Written instruction:
Extract every line below that contains the word "край".

Rows:

_____

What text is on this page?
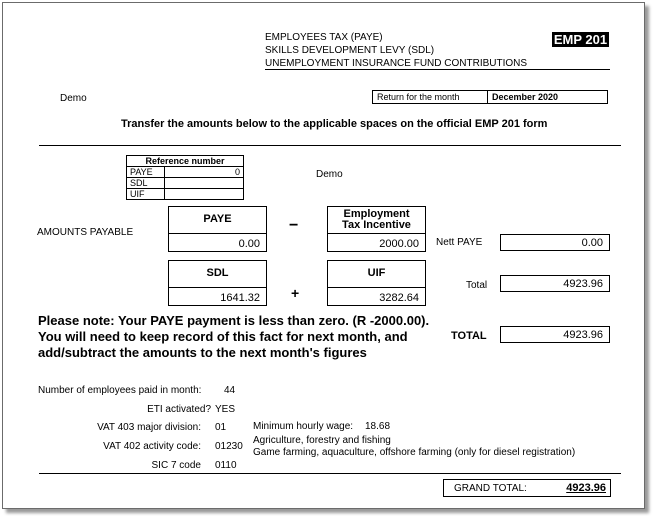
EMPLOYEES TAX (PAYE)
SKILLS DEVELOPMENT LEVY (SDL)
UNEMPLOYMENT INSURANCE FUND CONTRIBUTIONS
EMP 201
Demo	Return for the month	December 2020
Transfer the amounts below to the applicable spaces on the official EMP 201 form
Reference number	
PAYE	0
SDL	
UIF	
Demo
AMOUNTS PAYABLE
PAYE
0.00
−
Employment Tax Incentive
2000.00 Nett PAYE	0.00
SDL
1641.32 +
UIF
3282.64
Total	4923.96
Please note: Your PAYE payment is less than zero. (R -2000.00).
You will need to keep record of this fact for next month, and
add/subtract the amounts to the next month's figures
TOTAL	4923.96
Number of employees paid in month: 44
ETI activated? YES
VAT 403 major division: 01	Minimum hourly wage: 18.68
VAT 402 activity code: 01230
Agriculture, forestry and fishing
Game farming, aquaculture, offshore farming (only for diesel registration)
SIC 7 code 0110
GRAND TOTAL:	4923.96
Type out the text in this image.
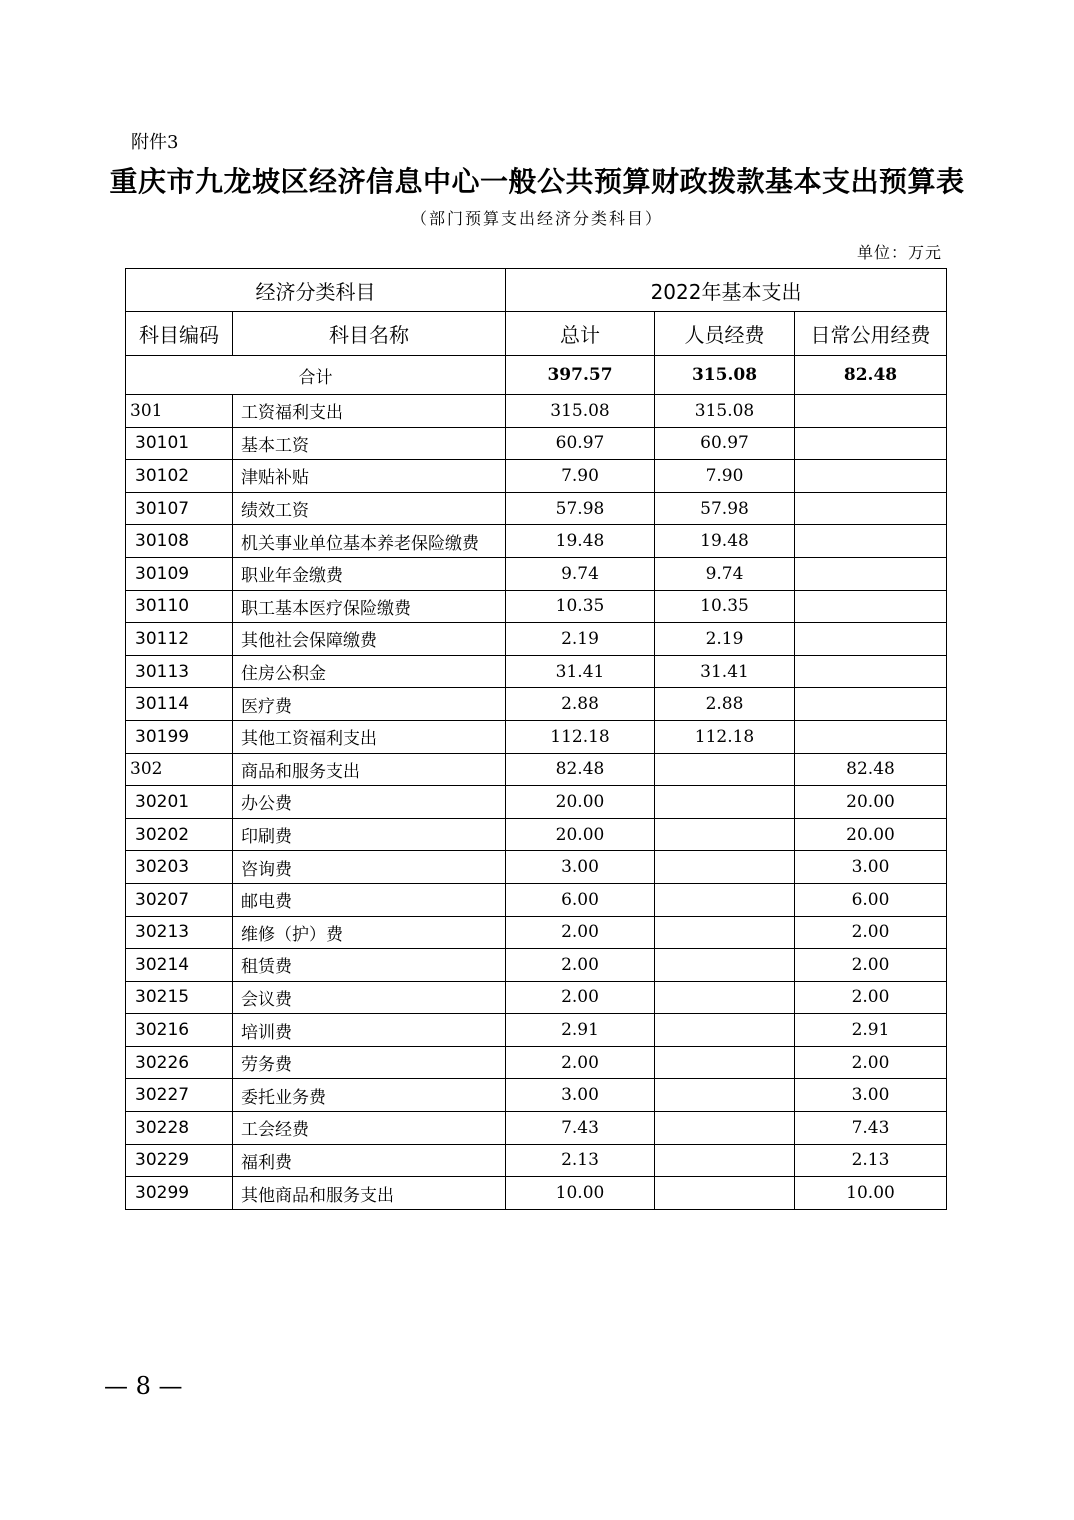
附件3
重庆市九龙坡区经济信息中心一般公共预算财政拨款基本支出预算表
（部门预算支出经济分类科目）
单位：万元
经济分类科目		2022年基本支出		
科目编码	科目名称	总计	人员经费	日常公用经费
合计		397.57	315.08	82.48
301	工资福利支出	315.08	315.08	
30101	基本工资	60.97	60.97	
30102	津贴补贴	7.90	7.90	
30107	绩效工资	57.98	57.98	
30108	机关事业单位基本养老保险缴费	19.48	19.48	
30109	职业年金缴费	9.74	9.74	
30110	职工基本医疗保险缴费	10.35	10.35	
30112	其他社会保障缴费	2.19	2.19	
30113	住房公积金	31.41	31.41	
30114	医疗费	2.88	2.88	
30199	其他工资福利支出	112.18	112.18	
302	商品和服务支出	82.48		82.48
30201	办公费	20.00		20.00
30202	印刷费	20.00		20.00
30203	咨询费	3.00		3.00
30207	邮电费	6.00		6.00
30213	维修（护）费	2.00		2.00
30214	租赁费	2.00		2.00
30215	会议费	2.00		2.00
30216	培训费	2.91		2.91
30226	劳务费	2.00		2.00
30227	委托业务费	3.00		3.00
30228	工会经费	7.43		7.43
30229	福利费	2.13		2.13
30299	其他商品和服务支出	10.00		10.00
— 8 —
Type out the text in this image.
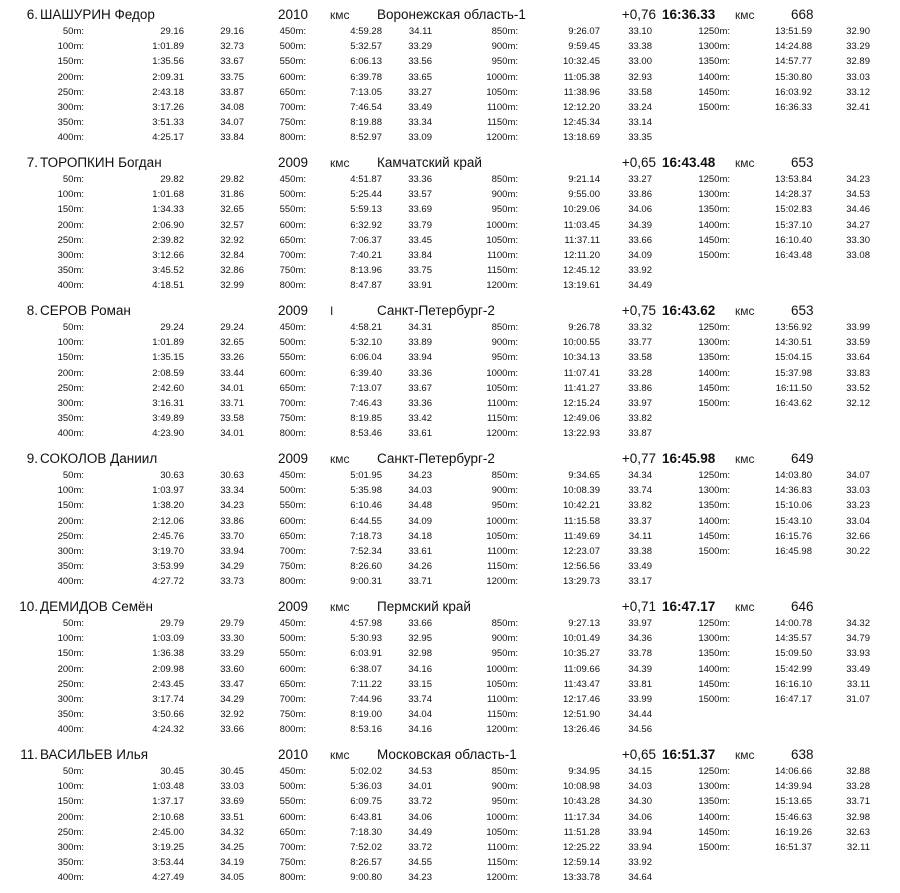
6. ШАШУРИН Федор	2010 кмс Воронежская область-1	+0,76 16:36.33 кмс	668
50m:	29.16	29.16
100m:	1:01.89	32.73
150m:	1:35.56	33.67
200m:	2:09.31	33.75
250m:	2:43.18	33.87
300m:	3:17.26	34.08
350m:	3:51.33	34.07
400m:	4:25.17	33.84
450m:	4:59.28	34.11
500m:	5:32.57	33.29
550m:	6:06.13	33.56
600m:	6:39.78	33.65
650m:	7:13.05	33.27
700m:	7:46.54	33.49
750m:	8:19.88	33.34
800m:	8:52.97	33.09
850m:	9:26.07	33.10
900m:	9:59.45	33.38
950m:	10:32.45	33.00
1000m:	11:05.38	32.93
1050m:	11:38.96	33.58
1100m:	12:12.20	33.24
1150m:	12:45.34	33.14
1200m:	13:18.69	33.35
1250m:	13:51.59	32.90
1300m:	14:24.88	33.29
1350m:	14:57.77	32.89
1400m:	15:30.80	33.03
1450m:	16:03.92	33.12
1500m:	16:36.33	32.41
7. ТОРОПКИН Богдан	2009 кмс Камчатский край	+0,65 16:43.48 кмс	653
50m:	29.82	29.82
100m:	1:01.68	31.86
150m:	1:34.33	32.65
200m:	2:06.90	32.57
250m:	2:39.82	32.92
300m:	3:12.66	32.84
350m:	3:45.52	32.86
400m:	4:18.51	32.99
450m:	4:51.87	33.36
500m:	5:25.44	33.57
550m:	5:59.13	33.69
600m:	6:32.92	33.79
650m:	7:06.37	33.45
700m:	7:40.21	33.84
750m:	8:13.96	33.75
800m:	8:47.87	33.91
850m:	9:21.14	33.27
900m:	9:55.00	33.86
950m:	10:29.06	34.06
1000m:	11:03.45	34.39
1050m:	11:37.11	33.66
1100m:	12:11.20	34.09
1150m:	12:45.12	33.92
1200m:	13:19.61	34.49
1250m:	13:53.84	34.23
1300m:	14:28.37	34.53
1350m:	15:02.83	34.46
1400m:	15:37.10	34.27
1450m:	16:10.40	33.30
1500m:	16:43.48	33.08
8. СЕРОВ Роман	2009 I	Санкт-Петербург-2	+0,75 16:43.62 кмс	653
50m:	29.24	29.24
100m:	1:01.89	32.65
150m:	1:35.15	33.26
200m:	2:08.59	33.44
250m:	2:42.60	34.01
300m:	3:16.31	33.71
350m:	3:49.89	33.58
400m:	4:23.90	34.01
450m:	4:58.21	34.31
500m:	5:32.10	33.89
550m:	6:06.04	33.94
600m:	6:39.40	33.36
650m:	7:13.07	33.67
700m:	7:46.43	33.36
750m:	8:19.85	33.42
800m:	8:53.46	33.61
850m:	9:26.78	33.32
900m:	10:00.55	33.77
950m:	10:34.13	33.58
1000m:	11:07.41	33.28
1050m:	11:41.27	33.86
1100m:	12:15.24	33.97
1150m:	12:49.06	33.82
1200m:	13:22.93	33.87
1250m:	13:56.92	33.99
1300m:	14:30.51	33.59
1350m:	15:04.15	33.64
1400m:	15:37.98	33.83
1450m:	16:11.50	33.52
1500m:	16:43.62	32.12
9. СОКОЛОВ Даниил	2009 кмс Санкт-Петербург-2	+0,77 16:45.98 кмс	649
50m:	30.63	30.63
100m:	1:03.97	33.34
150m:	1:38.20	34.23
200m:	2:12.06	33.86
250m:	2:45.76	33.70
300m:	3:19.70	33.94
350m:	3:53.99	34.29
400m:	4:27.72	33.73
450m:	5:01.95	34.23
500m:	5:35.98	34.03
550m:	6:10.46	34.48
600m:	6:44.55	34.09
650m:	7:18.73	34.18
700m:	7:52.34	33.61
750m:	8:26.60	34.26
800m:	9:00.31	33.71
850m:	9:34.65	34.34
900m:	10:08.39	33.74
950m:	10:42.21	33.82
1000m:	11:15.58	33.37
1050m:	11:49.69	34.11
1100m:	12:23.07	33.38
1150m:	12:56.56	33.49
1200m:	13:29.73	33.17
1250m:	14:03.80	34.07
1300m:	14:36.83	33.03
1350m:	15:10.06	33.23
1400m:	15:43.10	33.04
1450m:	16:15.76	32.66
1500m:	16:45.98	30.22
10. ДЕМИДОВ Семён	2009 кмс Пермский край	+0,71 16:47.17 кмс	646
50m:	29.79	29.79
100m:	1:03.09	33.30
150m:	1:36.38	33.29
200m:	2:09.98	33.60
250m:	2:43.45	33.47
300m:	3:17.74	34.29
350m:	3:50.66	32.92
400m:	4:24.32	33.66
450m:	4:57.98	33.66
500m:	5:30.93	32.95
550m:	6:03.91	32.98
600m:	6:38.07	34.16
650m:	7:11.22	33.15
700m:	7:44.96	33.74
750m:	8:19.00	34.04
800m:	8:53.16	34.16
850m:	9:27.13	33.97
900m:	10:01.49	34.36
950m:	10:35.27	33.78
1000m:	11:09.66	34.39
1050m:	11:43.47	33.81
1100m:	12:17.46	33.99
1150m:	12:51.90	34.44
1200m:	13:26.46	34.56
1250m:	14:00.78	34.32
1300m:	14:35.57	34.79
1350m:	15:09.50	33.93
1400m:	15:42.99	33.49
1450m:	16:16.10	33.11
1500m:	16:47.17	31.07
11. ВАСИЛЬЕВ Илья	2010 кмс Московская область-1	+0,65 16:51.37 кмс	638
50m:	30.45	30.45
100m:	1:03.48	33.03
150m:	1:37.17	33.69
200m:	2:10.68	33.51
250m:	2:45.00	34.32
300m:	3:19.25	34.25
350m:	3:53.44	34.19
400m:	4:27.49	34.05
450m:	5:02.02	34.53
500m:	5:36.03	34.01
550m:	6:09.75	33.72
600m:	6:43.81	34.06
650m:	7:18.30	34.49
700m:	7:52.02	33.72
750m:	8:26.57	34.55
800m:	9:00.80	34.23
850m:	9:34.95	34.15
900m:	10:08.98	34.03
950m:	10:43.28	34.30
1000m:	11:17.34	34.06
1050m:	11:51.28	33.94
1100m:	12:25.22	33.94
1150m:	12:59.14	33.92
1200m:	13:33.78	34.64
1250m:	14:06.66	32.88
1300m:	14:39.94	33.28
1350m:	15:13.65	33.71
1400m:	15:46.63	32.98
1450m:	16:19.26	32.63
1500m:	16:51.37	32.11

_____

Exercise result:
7. ТОРОПКИН Богдан	2009 кмс Камчатский край	+0,65 16:43.48 кмс	653
10. ДЕМИДОВ Семён	2009 кмс Пермский край	+0,71 16:47.17 кмс	646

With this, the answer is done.